Task instructions ::
Restate the full set of records exactly, without adding or dropping a word.

Stored records ::
%%
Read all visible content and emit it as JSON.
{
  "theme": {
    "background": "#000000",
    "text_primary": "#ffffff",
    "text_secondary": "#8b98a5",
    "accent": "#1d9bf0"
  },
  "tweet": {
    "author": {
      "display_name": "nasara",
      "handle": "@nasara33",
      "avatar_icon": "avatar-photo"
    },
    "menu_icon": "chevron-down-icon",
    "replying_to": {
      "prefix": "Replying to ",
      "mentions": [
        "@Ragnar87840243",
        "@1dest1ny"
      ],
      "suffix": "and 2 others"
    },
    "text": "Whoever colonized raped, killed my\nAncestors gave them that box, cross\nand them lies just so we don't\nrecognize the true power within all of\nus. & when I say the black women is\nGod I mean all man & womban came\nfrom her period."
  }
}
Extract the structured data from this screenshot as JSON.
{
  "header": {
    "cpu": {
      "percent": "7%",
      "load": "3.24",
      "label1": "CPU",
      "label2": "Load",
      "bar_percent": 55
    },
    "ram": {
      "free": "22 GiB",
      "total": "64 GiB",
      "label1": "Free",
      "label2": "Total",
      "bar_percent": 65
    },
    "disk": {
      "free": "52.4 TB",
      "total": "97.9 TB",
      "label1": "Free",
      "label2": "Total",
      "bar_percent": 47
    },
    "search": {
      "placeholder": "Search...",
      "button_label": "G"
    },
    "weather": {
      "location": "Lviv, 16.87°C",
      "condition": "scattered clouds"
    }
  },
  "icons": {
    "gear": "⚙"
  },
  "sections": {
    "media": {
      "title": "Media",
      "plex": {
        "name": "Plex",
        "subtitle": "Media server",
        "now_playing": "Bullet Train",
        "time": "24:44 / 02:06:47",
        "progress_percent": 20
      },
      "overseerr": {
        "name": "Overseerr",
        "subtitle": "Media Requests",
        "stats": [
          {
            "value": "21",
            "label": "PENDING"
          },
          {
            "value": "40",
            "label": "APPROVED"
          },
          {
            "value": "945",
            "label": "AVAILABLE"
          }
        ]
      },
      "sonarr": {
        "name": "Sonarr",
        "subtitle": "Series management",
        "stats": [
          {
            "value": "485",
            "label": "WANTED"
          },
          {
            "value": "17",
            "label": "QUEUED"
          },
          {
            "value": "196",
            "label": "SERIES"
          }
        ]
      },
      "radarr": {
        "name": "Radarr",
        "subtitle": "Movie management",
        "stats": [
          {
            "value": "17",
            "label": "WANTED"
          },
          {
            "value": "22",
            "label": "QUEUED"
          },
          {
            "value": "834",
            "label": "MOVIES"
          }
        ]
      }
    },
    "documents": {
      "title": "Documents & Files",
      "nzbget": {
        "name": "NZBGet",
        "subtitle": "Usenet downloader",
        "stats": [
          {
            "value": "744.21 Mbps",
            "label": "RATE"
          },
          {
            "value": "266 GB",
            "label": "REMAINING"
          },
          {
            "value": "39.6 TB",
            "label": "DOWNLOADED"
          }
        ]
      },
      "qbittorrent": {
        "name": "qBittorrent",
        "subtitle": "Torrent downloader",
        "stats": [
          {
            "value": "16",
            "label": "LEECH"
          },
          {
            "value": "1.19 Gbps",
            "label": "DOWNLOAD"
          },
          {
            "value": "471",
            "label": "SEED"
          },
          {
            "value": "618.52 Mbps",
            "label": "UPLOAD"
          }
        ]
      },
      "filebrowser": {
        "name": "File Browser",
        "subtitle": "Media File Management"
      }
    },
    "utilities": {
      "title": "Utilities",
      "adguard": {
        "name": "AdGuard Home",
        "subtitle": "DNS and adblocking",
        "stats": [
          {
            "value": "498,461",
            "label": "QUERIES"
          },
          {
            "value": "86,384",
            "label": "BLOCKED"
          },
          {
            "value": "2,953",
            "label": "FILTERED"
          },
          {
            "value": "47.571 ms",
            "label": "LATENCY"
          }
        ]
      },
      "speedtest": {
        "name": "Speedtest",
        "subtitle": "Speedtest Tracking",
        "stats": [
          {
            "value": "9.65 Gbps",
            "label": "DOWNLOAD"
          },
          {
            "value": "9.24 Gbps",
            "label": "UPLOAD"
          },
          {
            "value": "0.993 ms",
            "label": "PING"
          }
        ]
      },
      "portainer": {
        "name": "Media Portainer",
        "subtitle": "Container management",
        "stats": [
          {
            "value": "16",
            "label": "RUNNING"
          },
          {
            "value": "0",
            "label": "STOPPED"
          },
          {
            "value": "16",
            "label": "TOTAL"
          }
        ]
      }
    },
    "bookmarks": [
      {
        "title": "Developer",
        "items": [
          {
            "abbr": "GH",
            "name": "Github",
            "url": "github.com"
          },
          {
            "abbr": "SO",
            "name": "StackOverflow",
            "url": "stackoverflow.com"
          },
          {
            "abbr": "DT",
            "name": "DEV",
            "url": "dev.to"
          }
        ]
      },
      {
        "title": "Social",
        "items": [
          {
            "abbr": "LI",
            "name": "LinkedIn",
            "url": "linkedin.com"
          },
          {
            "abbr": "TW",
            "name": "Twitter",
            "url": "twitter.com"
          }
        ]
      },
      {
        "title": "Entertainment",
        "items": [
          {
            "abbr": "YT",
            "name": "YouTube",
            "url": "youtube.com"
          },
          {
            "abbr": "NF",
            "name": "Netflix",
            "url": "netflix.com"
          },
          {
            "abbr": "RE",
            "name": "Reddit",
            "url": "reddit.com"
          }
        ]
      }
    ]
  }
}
%%
Expected output ::
Read all visible content and emit it as JSON.
{
  "theme": {
    "background": "#000000",
    "text_primary": "#ffffff",
    "text_secondary": "#8b98a5",
    "accent": "#1d9bf0"
  },
  "tweet": {
    "author": {
      "display_name": "nasara",
      "handle": "@nasara33",
      "avatar_icon": "avatar-photo"
    },
    "menu_icon": "chevron-down-icon",
    "replying_to": {
      "prefix": "Replying to ",
      "mentions": [
        "@Ragnar87840243",
        "@1dest1ny"
      ],
      "suffix": "and 2 others"
    },
    "text": "Whoever colonized raped, killed my\nAncestors gave them that box, cross\nand them lies just so we don't\nrecognize the true power within all of\nus. & when I say the black women is\nGod I mean all man & womban came\nfrom her period."
  }
}
Extract the structured data from this screenshot as JSON.
{
  "header": {
    "cpu": {
      "percent": "7%",
      "load": "3.24",
      "label1": "CPU",
      "label2": "Load",
      "bar_percent": 55
    },
    "ram": {
      "free": "22 GiB",
      "total": "64 GiB",
      "label1": "Free",
      "label2": "Total",
      "bar_percent": 65
    },
    "disk": {
      "free": "52.4 TB",
      "total": "97.9 TB",
      "label1": "Free",
      "label2": "Total",
      "bar_percent": 47
    },
    "search": {
      "placeholder": "Search...",
      "button_label": "G"
    },
    "weather": {
      "location": "Lviv, 16.87°C",
      "condition": "scattered clouds"
    }
  },
  "icons": {
    "gear": "⚙"
  },
  "sections": {
    "media": {
      "title": "Media",
      "plex": {
        "name": "Plex",
        "subtitle": "Media server",
        "now_playing": "Bullet Train",
        "time": "24:44 / 02:06:47",
        "progress_percent": 20
      },
      "overseerr": {
        "name": "Overseerr",
        "subtitle": "Media Requests",
        "stats": [
          {
            "value": "21",
            "label": "PENDING"
          },
          {
            "value": "40",
            "label": "APPROVED"
          },
          {
            "value": "945",
            "label": "AVAILABLE"
          }
        ]
      },
      "sonarr": {
        "name": "Sonarr",
        "subtitle": "Series management",
        "stats": [
          {
            "value": "485",
            "label": "WANTED"
          },
          {
            "value": "17",
            "label": "QUEUED"
          },
          {
            "value": "196",
            "label": "SERIES"
          }
        ]
      },
      "radarr": {
        "name": "Radarr",
        "subtitle": "Movie management",
        "stats": [
          {
            "value": "17",
            "label": "WANTED"
          },
          {
            "value": "22",
            "label": "QUEUED"
          },
          {
            "value": "834",
            "label": "MOVIES"
          }
        ]
      }
    },
    "documents": {
      "title": "Documents & Files",
      "nzbget": {
        "name": "NZBGet",
        "subtitle": "Usenet downloader",
        "stats": [
          {
            "value": "744.21 Mbps",
            "label": "RATE"
          },
          {
            "value": "266 GB",
            "label": "REMAINING"
          },
          {
            "value": "39.6 TB",
            "label": "DOWNLOADED"
          }
        ]
      },
      "qbittorrent": {
        "name": "qBittorrent",
        "subtitle": "Torrent downloader",
        "stats": [
          {
            "value": "16",
            "label": "LEECH"
          },
          {
            "value": "1.19 Gbps",
            "label": "DOWNLOAD"
          },
          {
            "value": "471",
            "label": "SEED"
          },
          {
            "value": "618.52 Mbps",
            "label": "UPLOAD"
          }
        ]
      },
      "filebrowser": {
        "name": "File Browser",
        "subtitle": "Media File Management"
      }
    },
    "utilities": {
      "title": "Utilities",
      "adguard": {
        "name": "AdGuard Home",
        "subtitle": "DNS and adblocking",
        "stats": [
          {
            "value": "498,461",
            "label": "QUERIES"
          },
          {
            "value": "86,384",
            "label": "BLOCKED"
          },
          {
            "value": "2,953",
            "label": "FILTERED"
          },
          {
            "value": "47.571 ms",
            "label": "LATENCY"
          }
        ]
      },
      "speedtest": {
        "name": "Speedtest",
        "subtitle": "Speedtest Tracking",
        "stats": [
          {
            "value": "9.65 Gbps",
            "label": "DOWNLOAD"
          },
          {
            "value": "9.24 Gbps",
            "label": "UPLOAD"
          },
          {
            "value": "0.993 ms",
            "label": "PING"
          }
        ]
      },
      "portainer": {
        "name": "Media Portainer",
        "subtitle": "Container management",
        "stats": [
          {
            "value": "16",
            "label": "RUNNING"
          },
          {
            "value": "0",
            "label": "STOPPED"
          },
          {
            "value": "16",
            "label": "TOTAL"
          }
        ]
      }
    },
    "bookmarks": [
      {
        "title": "Developer",
        "items": [
          {
            "abbr": "GH",
            "name": "Github",
            "url": "github.com"
          },
          {
            "abbr": "SO",
            "name": "StackOverflow",
            "url": "stackoverflow.com"
          },
          {
            "abbr": "DT",
            "name": "DEV",
            "url": "dev.to"
          }
        ]
      },
      {
        "title": "Social",
        "items": [
          {
            "abbr": "LI",
            "name": "LinkedIn",
            "url": "linkedin.com"
          },
          {
            "abbr": "TW",
            "name": "Twitter",
            "url": "twitter.com"
          }
        ]
      },
      {
        "title": "Entertainment",
        "items": [
          {
            "abbr": "YT",
            "name": "YouTube",
            "url": "youtube.com"
          },
          {
            "abbr": "NF",
            "name": "Netflix",
            "url": "netflix.com"
          },
          {
            "abbr": "RE",
            "name": "Reddit",
            "url": "reddit.com"
          }
        ]
      }
    ]
  }
}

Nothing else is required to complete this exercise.